_Extrait du texte_.
——

Le Gabon protège la planète. Et alors ?

Faire de la forêt gabonaise non plus un emblème moral, mais un véritable actif géopolitique. La beauté des arbres ne paie plus les factures, en effet. Dans les coulisses de la diplomatie climatique, le Gabon s’est longtemps drapé dans sa vertu écologique, attendant une reconnaissance qui ne vient pas. Entre multilatéralisme agonisant et retour du rapport de force, Adrien NKoghe-Mba* place la puissance publique gabonaise face au miroir brisé des bonnes intentions. Sa proposition ? Transmuter l’or vert gabonais en arme géopolitique. Finies les suppliques, place à la négociation froide. Un manifeste pour que la forêt cesse d’être simplement admirée, mais enfin respectée.

Le Gabon n’a pas besoin d’être un élève modèle. Il doit devenir un acteur stratégique, souverain et exigeant. © GabonReview
Il y a une phrase que j’ai entendue mille fois dans les couloirs des grandes conférences climat : «Le Gabon est un élève modèle. Il protège ses forêts. Il absorbe plus de carbone qu’il n’en émet.» Et chaque fois, je me dis la même chose : et alors ?
Soyons honnêtes. Le monde d’aujourd’hui ne récompense plus les bons élèves. Il récompense les pays stratégiques. Ceux qui parlent la langue du pouvoir, pas de la vertu.
Pendant des années, des pays comme le Gabon ont cru que leur exemplarité environnementale leur vaudrait une reconnaissance automatique : financements, partenariats, prestige. Mais voici la dure vérité : ce monde-là n’existe plus. Il s’est effrité avec l’arrivée de Trump II et la fin du multilatéralisme annoncé ; il s’est dilué dans la montée du chacun-pour-soi ; il s’est évaporé dans le brouillard de la relance des dépenses militaires des pays européens.

——

_Enregistrements_.
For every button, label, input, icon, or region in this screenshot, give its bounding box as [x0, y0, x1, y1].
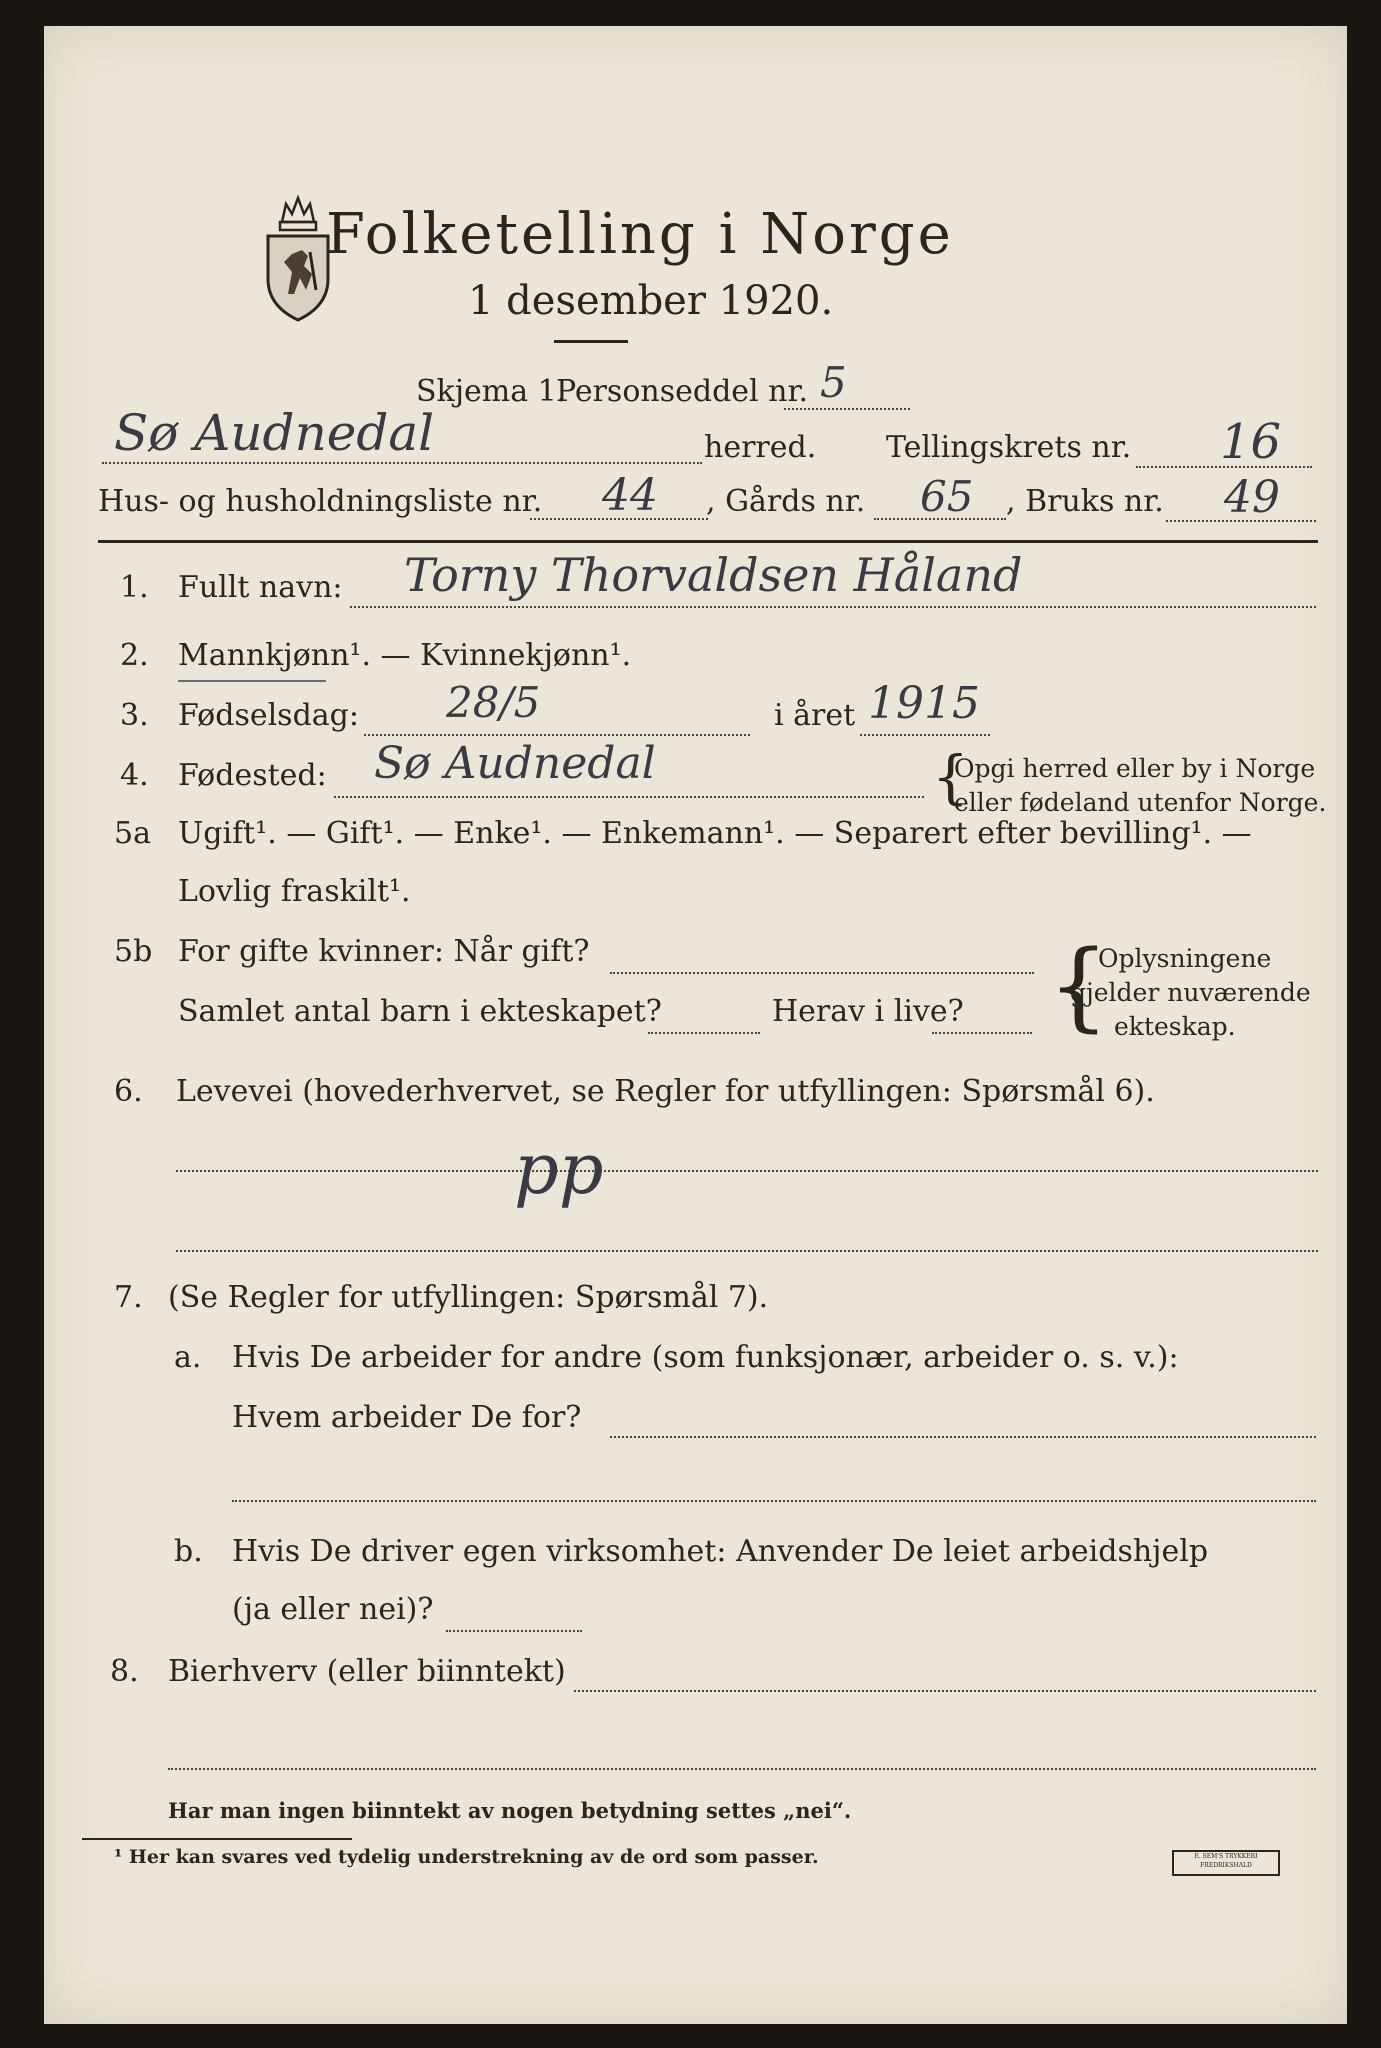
q8-label: Bierhverv (eller biinntekt)	[168, 1654, 566, 1689]
herred-value: Sø Audnedal	[114, 404, 435, 462]
printer-stamp-text: E. SEM'S TRYKKERI FREDRIKSHALD	[1194, 1853, 1258, 1869]
q3-year-value: 1915	[868, 678, 980, 729]
q7b-line	[446, 1630, 582, 1632]
q6-value: pp	[514, 1128, 604, 1210]
bruks-label: , Bruks nr.	[1006, 484, 1164, 519]
q7b-label: Hvis De driver egen virksomhet: Anvender De leiet arbeidshjelp	[232, 1534, 1209, 1569]
q5b-note-3: ekteskap.	[1114, 1012, 1236, 1041]
q1-label: Fullt navn:	[178, 570, 343, 605]
q5b-alive-line	[932, 1032, 1032, 1034]
q7a-number: a.	[174, 1340, 202, 1375]
q8-line-2	[168, 1768, 1316, 1770]
herred-line	[102, 462, 702, 464]
q4-number: 4.	[120, 758, 149, 793]
q7b-label-2: (ja eller nei)?	[232, 1592, 434, 1627]
q1-line	[350, 606, 1316, 608]
q5a-label-2: Lovlig fraskilt¹.	[178, 874, 411, 909]
q4-label: Fødested:	[178, 758, 327, 793]
bruks-value: 49	[1224, 472, 1280, 523]
printer-stamp	[1172, 1850, 1280, 1876]
personseddel-value: 5	[820, 358, 847, 407]
q5b-label-3: Herav i live?	[772, 994, 964, 1029]
q4-line	[334, 796, 924, 798]
q2-number: 2.	[120, 638, 149, 673]
q7a-line-1	[610, 1436, 1316, 1438]
q3-line	[364, 734, 750, 736]
gaards-label: , Gårds nr.	[706, 484, 866, 519]
q5b-label-2: Samlet antal barn i ekteskapet?	[178, 994, 662, 1029]
footer-note: Har man ingen biinntekt av nogen betydning settes „nei“.	[168, 1798, 852, 1823]
q5b-brace: {	[1048, 930, 1110, 1042]
husholdningsliste-label: Hus- og husholdningsliste nr.	[98, 484, 543, 519]
q4-brace: {	[932, 743, 969, 811]
q4-note-1: Opgi herred eller by i Norge	[954, 754, 1316, 783]
q6-line-2	[176, 1250, 1318, 1252]
footnote: ¹ Her kan svares ved tydelig understrekning av de ord som passer.	[114, 1846, 819, 1868]
form-title: Folketelling i Norge	[326, 202, 954, 267]
q5b-children-line	[648, 1032, 760, 1034]
q8-line-1	[574, 1690, 1316, 1692]
q1-value: Torny Thorvaldsen Håland	[404, 548, 1023, 602]
q7-label: (Se Regler for utfyllingen: Spørsmål 7).	[168, 1280, 769, 1315]
gaards-value: 65	[920, 472, 974, 521]
personseddel-line	[784, 408, 910, 410]
q5b-number: 5b	[114, 934, 153, 969]
q4-value: Sø Audnedal	[374, 738, 656, 789]
q5a-number: 5a	[114, 816, 151, 851]
herred-label: herred.	[704, 430, 817, 465]
footnote-divider	[82, 1838, 352, 1840]
skjema-label: Skjema 1.	[416, 374, 567, 409]
q3-year-line	[860, 734, 990, 736]
q6-label: Levevei (hovederhvervet, se Regler for utfyllingen: Spørsmål 6).	[176, 1074, 1155, 1109]
q3-number: 3.	[120, 698, 149, 733]
q2-underline	[178, 680, 326, 682]
q7b-number: b.	[174, 1534, 203, 1569]
q6-line-1	[176, 1170, 1318, 1172]
q7a-label: Hvis De arbeider for andre (som funksjonær, arbeider o. s. v.):	[232, 1340, 1179, 1375]
q5b-when-line	[610, 972, 1034, 974]
norway-coat-of-arms-icon	[262, 194, 334, 324]
q5b-label: For gifte kvinner: Når gift?	[178, 934, 590, 969]
husholdningsliste-value: 44	[602, 470, 658, 521]
q7a-label-2: Hvem arbeider De for?	[232, 1400, 582, 1435]
q1-number: 1.	[120, 570, 149, 605]
q5b-note-2: gjelder nuværende	[1070, 978, 1311, 1007]
form-date: 1 desember 1920.	[468, 278, 834, 324]
q4-note-2: eller fødeland utenfor Norge.	[954, 788, 1327, 817]
personseddel-label: Personseddel nr.	[556, 374, 809, 409]
q6-number: 6.	[114, 1074, 143, 1109]
q3-value: 28/5	[446, 678, 541, 727]
tellingskrets-label: Tellingskrets nr.	[886, 430, 1132, 465]
q7a-line-2	[232, 1500, 1316, 1502]
header-divider	[98, 540, 1318, 543]
q5b-note-1: Oplysningene	[1098, 944, 1272, 973]
q5a-label: Ugift¹. — Gift¹. — Enke¹. — Enkemann¹. — Separert efter bevilling¹. —	[178, 816, 1252, 851]
q3-year-label: i året	[774, 698, 856, 733]
q3-label: Fødselsdag:	[178, 698, 359, 733]
census-form	[44, 26, 1347, 2024]
q2-label: Mannkjønn¹. — Kvinnekjønn¹.	[178, 638, 632, 673]
q7-number: 7.	[114, 1280, 143, 1315]
title-divider	[554, 340, 628, 343]
tellingskrets-value: 16	[1220, 414, 1282, 470]
q8-number: 8.	[110, 1654, 139, 1689]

——

_Énoncé rédigé A_. Dans l'extrait sur le Gabon, énumérez les avantages que des pays comme le Gabon pensaient obtenir automatiquement grâce à leur exemplarité environnementale.
_Énoncé rédigé B_. Reproduisez à l'identique le passage de l'extrait sur le Gabon qui s'ouvre sur les mots contenant « Le Gabon protège » et se referme sur « mais enfin respectée. ».

_Solution A_. Financements, partenariats, prestige.

_Solution B_.
Le Gabon protège la planète. Et alors ?

Faire de la forêt gabonaise non plus un emblème moral, mais un véritable actif géopolitique. La beauté des arbres ne paie plus les factures, en effet. Dans les coulisses de la diplomatie climatique, le Gabon s’est longtemps drapé dans sa vertu écologique, attendant une reconnaissance qui ne vient pas. Entre multilatéralisme agonisant et retour du rapport de force, Adrien NKoghe-Mba* place la puissance publique gabonaise face au miroir brisé des bonnes intentions. Sa proposition ? Transmuter l’or vert gabonais en arme géopolitique. Finies les suppliques, place à la négociation froide. Un manifeste pour que la forêt cesse d’être simplement admirée, mais enfin respectée.